**Tarefa proposta 1**
Com base no texto, explique por que a escolha do Relatório de Administração para a pesquisa foi proposital. Responda em uma a três frases.

**Texto**
· · · ·
No momento em que o Brasil enfrenta uma recessão na economia, com aumento no desemprego, redução na taxa de crescimento e perspectivas sombrias sobre sua nota de crédito seria bom verificar como isto está aparecendo nas demonstrações contábeis. É sabido que o ambiente econômico influencia pesadamente no desempenho das empresas. Como estas podem usar o relatório de administração para informar estes efeitos, fizemos uma breve pesquisa neste documento de diversas entidades que recentemente divulgaram seus resultados para saber como a crise chegou às empresas brasileiras.
A escolha do Relatório de Administração é proposital. Neste documento a gestão da empresa tem uma liberdade para expor suas opiniões e apresentar fatos que não estão contemplados nas informações trimestrais tradicionais. Na década de oitenta do século passado, Salvador Arena, um italiano que fundou e dirigiu a empresa Termomecânica, ficou conhecido pelos comentários que assinava e divulgava juntamente com as demonstrações da sua empresa. A sinceridade de Arena é uma grande exceção num mundo onde as empresas, e os gestores, preferem não adotar uma postura de pretensa neutralidade ou omissão.
· · · ·
**Dados fornecidos**
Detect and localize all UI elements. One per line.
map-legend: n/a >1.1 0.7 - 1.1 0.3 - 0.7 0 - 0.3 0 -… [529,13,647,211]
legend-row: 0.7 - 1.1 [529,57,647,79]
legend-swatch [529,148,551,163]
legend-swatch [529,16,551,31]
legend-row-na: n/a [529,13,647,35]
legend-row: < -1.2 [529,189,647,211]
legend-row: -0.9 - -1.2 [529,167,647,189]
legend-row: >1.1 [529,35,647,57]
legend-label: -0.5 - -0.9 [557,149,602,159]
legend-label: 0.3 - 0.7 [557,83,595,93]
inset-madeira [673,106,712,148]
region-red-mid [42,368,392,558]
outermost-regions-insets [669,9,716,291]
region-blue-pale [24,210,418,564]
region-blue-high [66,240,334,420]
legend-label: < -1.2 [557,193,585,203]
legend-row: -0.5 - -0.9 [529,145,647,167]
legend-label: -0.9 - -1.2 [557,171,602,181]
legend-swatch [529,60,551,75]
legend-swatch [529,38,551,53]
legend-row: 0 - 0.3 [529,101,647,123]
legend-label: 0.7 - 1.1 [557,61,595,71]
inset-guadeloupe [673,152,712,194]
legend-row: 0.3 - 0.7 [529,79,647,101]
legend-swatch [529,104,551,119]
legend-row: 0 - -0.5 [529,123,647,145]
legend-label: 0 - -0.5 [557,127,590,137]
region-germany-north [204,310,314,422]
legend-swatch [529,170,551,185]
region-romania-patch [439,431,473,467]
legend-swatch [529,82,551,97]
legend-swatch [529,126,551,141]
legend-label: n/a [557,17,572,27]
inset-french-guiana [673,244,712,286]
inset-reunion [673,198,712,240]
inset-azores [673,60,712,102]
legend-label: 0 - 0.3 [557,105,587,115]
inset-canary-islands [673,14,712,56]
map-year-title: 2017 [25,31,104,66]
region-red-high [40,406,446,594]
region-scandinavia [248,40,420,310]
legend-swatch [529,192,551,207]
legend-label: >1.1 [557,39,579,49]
· · · ·
**Tarefa proposta 2**
Reproduza fielmente as linhas dos dados fornecidos, da primeira linha até a linha que contém "region-red-mid [42,368,392,558]", ambas incluídas.

**Resposta do exercício 1**
A escolha foi proposital porque, no Relatório de Administração, a gestão da empresa tem liberdade para expor suas opiniões. Também pode apresentar fatos que não estão contemplados nas informações trimestrais tradicionais.

**Resposta do exercício 2**
Detect and localize all UI elements. One per line.
map-legend: n/a >1.1 0.7 - 1.1 0.3 - 0.7 0 - 0.3 0 -… [529,13,647,211]
legend-row: 0.7 - 1.1 [529,57,647,79]
legend-swatch [529,148,551,163]
legend-swatch [529,16,551,31]
legend-row-na: n/a [529,13,647,35]
legend-row: < -1.2 [529,189,647,211]
legend-row: -0.9 - -1.2 [529,167,647,189]
legend-row: >1.1 [529,35,647,57]
legend-label: -0.5 - -0.9 [557,149,602,159]
legend-label: 0.3 - 0.7 [557,83,595,93]
inset-madeira [673,106,712,148]
region-red-mid [42,368,392,558]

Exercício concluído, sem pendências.